══ Untersuchter Text ══

Frau Kindler-Röhrborn, wie sind Sie auf die Idee gekommen, sich mit Geschlechterunterschieden bei Krebserkrankungen zu beschäftigen?
Andrea Kindler-Röhrborn: Ich habe zu bestimmten Grundlagen der Krebsentstehung geforscht und in diesem Zusammenhang Ratten mit krebsauslösenden Substanzen behandelt. Dabei habe ich gemerkt, dass die männlichen Ratten viel häufiger und viel schneller Tumore entwickelt haben als die weiblichen. Mein erster Impuls war ehrlich gesagt, das unter den Tisch zu kehren.
Warum das?

═══
══ Datenliste ══

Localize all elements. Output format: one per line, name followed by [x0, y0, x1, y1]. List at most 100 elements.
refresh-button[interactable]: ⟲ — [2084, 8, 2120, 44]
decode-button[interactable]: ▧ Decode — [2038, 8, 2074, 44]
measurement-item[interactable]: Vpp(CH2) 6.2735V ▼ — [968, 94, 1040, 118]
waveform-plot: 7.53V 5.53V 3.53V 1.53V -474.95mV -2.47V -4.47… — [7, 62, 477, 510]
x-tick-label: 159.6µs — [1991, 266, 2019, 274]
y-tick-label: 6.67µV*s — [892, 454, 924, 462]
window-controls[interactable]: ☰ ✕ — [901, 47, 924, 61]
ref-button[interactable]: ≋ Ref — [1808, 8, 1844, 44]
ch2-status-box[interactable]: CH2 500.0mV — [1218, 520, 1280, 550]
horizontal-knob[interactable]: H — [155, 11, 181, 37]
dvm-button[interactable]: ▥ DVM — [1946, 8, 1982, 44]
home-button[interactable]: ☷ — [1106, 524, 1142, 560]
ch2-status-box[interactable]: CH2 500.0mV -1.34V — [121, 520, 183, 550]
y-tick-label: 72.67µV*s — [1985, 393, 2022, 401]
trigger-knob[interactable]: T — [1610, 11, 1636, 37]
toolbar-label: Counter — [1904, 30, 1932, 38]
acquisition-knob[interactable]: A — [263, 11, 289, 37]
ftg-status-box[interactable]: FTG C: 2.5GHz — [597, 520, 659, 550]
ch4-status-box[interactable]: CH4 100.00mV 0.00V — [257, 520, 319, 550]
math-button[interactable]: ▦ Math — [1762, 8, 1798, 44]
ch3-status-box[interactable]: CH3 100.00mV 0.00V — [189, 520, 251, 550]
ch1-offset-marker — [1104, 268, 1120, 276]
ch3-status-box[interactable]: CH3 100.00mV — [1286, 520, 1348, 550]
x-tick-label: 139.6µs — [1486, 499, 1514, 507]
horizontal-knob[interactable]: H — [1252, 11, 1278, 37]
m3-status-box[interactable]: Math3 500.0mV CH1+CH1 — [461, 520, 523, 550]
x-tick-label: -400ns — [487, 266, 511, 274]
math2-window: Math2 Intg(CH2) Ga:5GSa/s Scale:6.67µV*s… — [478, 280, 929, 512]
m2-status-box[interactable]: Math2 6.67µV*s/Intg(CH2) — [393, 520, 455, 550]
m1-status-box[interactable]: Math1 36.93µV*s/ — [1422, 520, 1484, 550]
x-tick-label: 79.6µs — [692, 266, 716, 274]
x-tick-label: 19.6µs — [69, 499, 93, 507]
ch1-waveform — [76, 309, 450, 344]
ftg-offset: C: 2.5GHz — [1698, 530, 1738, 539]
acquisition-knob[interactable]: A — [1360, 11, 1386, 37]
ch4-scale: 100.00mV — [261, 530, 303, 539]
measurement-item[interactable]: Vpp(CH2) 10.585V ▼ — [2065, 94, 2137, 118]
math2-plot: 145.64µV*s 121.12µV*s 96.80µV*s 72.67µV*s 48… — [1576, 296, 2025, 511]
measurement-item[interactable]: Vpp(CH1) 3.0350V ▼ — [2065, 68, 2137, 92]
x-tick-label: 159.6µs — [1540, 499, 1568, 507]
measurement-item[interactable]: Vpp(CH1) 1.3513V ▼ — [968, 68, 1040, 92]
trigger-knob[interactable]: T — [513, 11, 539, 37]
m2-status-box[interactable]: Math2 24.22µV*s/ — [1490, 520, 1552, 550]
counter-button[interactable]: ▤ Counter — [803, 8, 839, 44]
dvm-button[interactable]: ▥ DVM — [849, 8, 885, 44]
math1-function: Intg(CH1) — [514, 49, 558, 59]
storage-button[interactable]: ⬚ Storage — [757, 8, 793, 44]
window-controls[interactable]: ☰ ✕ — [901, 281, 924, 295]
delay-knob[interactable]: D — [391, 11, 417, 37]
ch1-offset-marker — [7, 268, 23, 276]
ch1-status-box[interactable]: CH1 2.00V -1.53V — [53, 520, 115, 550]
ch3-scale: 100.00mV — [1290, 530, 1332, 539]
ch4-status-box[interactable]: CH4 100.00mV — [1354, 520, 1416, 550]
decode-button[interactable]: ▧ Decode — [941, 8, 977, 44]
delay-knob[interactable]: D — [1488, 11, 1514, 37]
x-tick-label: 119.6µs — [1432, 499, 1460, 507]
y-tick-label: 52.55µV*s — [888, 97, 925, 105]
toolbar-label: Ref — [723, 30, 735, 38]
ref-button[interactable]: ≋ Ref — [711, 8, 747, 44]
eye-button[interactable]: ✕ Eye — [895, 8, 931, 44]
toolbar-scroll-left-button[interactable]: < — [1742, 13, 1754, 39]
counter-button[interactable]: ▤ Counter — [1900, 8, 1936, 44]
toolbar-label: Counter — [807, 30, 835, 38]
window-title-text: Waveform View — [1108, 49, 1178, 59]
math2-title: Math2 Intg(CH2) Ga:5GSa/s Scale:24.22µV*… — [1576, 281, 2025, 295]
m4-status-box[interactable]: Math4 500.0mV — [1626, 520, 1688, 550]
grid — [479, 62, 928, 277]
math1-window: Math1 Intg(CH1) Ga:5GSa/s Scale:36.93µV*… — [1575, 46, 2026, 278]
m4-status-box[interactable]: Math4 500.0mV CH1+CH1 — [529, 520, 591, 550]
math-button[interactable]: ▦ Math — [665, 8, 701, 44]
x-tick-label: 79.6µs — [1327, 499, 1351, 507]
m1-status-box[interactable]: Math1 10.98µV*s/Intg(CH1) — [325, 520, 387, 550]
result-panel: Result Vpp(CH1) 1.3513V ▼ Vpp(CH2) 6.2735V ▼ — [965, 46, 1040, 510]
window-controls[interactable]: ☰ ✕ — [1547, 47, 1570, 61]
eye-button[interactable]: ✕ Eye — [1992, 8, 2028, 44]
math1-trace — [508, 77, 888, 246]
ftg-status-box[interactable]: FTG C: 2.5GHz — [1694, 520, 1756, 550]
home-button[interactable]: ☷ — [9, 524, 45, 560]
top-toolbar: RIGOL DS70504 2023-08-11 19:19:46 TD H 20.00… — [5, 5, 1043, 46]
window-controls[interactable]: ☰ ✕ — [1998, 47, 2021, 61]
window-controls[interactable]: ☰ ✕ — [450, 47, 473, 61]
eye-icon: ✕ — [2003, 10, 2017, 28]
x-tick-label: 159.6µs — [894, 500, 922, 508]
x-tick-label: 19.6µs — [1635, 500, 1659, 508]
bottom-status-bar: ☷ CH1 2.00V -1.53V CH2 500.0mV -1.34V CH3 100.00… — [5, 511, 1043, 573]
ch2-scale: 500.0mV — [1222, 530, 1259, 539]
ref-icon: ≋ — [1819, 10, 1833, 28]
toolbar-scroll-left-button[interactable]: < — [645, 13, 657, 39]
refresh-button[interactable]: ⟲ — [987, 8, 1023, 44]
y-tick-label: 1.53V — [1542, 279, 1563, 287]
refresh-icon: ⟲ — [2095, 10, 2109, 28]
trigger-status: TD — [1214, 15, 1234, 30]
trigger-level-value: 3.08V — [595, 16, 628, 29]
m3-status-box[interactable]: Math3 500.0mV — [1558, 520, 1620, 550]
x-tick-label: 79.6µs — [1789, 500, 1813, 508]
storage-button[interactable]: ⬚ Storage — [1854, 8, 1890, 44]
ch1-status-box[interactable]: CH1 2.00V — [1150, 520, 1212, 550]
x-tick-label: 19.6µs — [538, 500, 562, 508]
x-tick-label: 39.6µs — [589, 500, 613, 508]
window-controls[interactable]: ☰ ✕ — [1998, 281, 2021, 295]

═══

Geben Sie den untersuchten Text von „Frau Kindler-Röhrborn, wie“ bis „Tisch zu kehren.“ wortgetreu wieder. Stützen Sie sich ausschließlich auf den untersuchten Text.

-- Schriftliche Lösung --
Frau Kindler-Röhrborn, wie sind Sie auf die Idee gekommen, sich mit Geschlechterunterschieden bei Krebserkrankungen zu beschäftigen?
Andrea Kindler-Röhrborn: Ich habe zu bestimmten Grundlagen der Krebsentstehung geforscht und in diesem Zusammenhang Ratten mit krebsauslösenden Substanzen behandelt. Dabei habe ich gemerkt, dass die männlichen Ratten viel häufiger und viel schneller Tumore entwickelt haben als die weiblichen. Mein erster Impuls war ehrlich gesagt, das unter den Tisch zu kehren.